Copy the records word for word, starting with the first line and ending with the line that contains "file-report-icon — [20, 334, 36, 350]", including both of those lines.

++++

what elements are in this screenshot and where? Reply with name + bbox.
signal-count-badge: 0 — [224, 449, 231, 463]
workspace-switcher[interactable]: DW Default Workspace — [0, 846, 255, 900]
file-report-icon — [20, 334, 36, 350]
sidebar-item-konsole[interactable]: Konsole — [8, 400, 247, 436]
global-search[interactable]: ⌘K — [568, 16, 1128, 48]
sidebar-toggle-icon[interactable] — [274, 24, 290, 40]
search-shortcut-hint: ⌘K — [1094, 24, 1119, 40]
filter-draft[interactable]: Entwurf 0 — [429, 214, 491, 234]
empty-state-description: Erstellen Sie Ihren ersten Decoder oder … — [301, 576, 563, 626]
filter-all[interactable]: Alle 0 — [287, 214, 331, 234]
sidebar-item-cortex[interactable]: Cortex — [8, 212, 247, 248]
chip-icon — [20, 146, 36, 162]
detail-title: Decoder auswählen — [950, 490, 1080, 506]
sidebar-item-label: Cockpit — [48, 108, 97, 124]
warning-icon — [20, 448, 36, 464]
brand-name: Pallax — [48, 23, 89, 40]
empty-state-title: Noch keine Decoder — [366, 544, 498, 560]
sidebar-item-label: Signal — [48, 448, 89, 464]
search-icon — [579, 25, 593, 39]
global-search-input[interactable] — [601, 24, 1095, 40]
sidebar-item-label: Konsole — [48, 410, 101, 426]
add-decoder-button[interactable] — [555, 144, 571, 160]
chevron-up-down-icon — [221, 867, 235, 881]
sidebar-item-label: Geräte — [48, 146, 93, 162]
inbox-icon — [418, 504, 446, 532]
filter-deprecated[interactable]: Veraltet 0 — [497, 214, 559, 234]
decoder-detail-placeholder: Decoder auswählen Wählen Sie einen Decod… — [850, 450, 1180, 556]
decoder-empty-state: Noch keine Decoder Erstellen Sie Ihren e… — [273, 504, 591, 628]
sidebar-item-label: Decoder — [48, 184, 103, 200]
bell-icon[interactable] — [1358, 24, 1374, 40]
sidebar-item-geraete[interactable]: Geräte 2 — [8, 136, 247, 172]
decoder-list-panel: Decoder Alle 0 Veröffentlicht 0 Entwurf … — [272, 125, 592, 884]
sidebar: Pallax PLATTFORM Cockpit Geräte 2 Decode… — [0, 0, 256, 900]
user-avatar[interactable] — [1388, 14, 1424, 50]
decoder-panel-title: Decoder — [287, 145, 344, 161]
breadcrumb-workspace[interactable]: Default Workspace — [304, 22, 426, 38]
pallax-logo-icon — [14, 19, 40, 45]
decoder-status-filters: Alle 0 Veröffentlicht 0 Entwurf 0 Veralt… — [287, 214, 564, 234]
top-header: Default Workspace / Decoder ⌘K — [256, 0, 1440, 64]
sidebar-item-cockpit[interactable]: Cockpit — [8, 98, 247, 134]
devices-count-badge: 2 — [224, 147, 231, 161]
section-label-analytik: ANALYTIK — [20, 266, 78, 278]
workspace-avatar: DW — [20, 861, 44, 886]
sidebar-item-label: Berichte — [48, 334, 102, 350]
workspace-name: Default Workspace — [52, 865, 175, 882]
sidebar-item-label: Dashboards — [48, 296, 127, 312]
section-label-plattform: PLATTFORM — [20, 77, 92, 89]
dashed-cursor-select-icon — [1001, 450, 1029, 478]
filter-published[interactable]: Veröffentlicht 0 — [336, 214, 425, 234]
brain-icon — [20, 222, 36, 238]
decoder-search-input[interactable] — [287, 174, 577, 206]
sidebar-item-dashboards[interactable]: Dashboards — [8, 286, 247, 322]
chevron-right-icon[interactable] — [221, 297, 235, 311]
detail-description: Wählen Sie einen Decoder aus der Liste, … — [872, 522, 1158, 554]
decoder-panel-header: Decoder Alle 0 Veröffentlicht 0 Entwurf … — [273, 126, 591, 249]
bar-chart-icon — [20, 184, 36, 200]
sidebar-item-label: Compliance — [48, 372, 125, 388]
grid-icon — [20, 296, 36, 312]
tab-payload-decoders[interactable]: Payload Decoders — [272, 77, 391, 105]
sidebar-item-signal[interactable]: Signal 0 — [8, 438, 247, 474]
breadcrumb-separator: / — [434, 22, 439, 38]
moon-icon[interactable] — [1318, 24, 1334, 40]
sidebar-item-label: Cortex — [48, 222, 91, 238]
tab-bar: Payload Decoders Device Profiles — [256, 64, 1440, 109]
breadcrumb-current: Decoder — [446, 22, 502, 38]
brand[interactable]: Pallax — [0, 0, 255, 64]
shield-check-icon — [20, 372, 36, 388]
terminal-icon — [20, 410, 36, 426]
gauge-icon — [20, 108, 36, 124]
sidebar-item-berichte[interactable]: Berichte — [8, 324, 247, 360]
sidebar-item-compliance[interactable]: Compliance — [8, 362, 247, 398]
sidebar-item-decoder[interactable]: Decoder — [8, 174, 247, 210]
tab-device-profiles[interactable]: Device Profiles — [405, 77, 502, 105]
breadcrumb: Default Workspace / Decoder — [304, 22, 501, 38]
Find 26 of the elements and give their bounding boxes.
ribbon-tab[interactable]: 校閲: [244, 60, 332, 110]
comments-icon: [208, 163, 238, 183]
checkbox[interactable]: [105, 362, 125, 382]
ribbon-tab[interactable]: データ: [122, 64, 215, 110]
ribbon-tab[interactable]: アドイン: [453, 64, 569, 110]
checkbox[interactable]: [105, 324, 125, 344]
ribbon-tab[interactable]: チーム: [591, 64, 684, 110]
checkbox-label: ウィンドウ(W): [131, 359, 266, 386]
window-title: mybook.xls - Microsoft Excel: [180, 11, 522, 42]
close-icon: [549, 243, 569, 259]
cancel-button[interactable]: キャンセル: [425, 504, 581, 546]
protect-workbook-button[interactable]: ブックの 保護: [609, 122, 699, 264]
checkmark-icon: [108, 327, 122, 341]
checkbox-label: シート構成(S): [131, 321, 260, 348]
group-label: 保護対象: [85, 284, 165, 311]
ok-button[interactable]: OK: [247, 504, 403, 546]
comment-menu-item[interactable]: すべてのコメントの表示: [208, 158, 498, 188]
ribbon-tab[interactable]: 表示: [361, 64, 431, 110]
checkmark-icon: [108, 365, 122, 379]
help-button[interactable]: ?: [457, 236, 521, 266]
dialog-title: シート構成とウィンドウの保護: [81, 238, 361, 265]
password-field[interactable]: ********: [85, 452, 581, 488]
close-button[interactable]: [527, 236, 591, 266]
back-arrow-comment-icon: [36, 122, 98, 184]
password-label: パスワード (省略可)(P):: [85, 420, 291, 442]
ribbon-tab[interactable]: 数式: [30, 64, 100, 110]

++++

## Problem solution
what elements are in this screenshot and where? Reply with name + bbox.
signal-count-badge: 0 — [224, 449, 231, 463]
workspace-switcher[interactable]: DW Default Workspace — [0, 846, 255, 900]
file-report-icon — [20, 334, 36, 350]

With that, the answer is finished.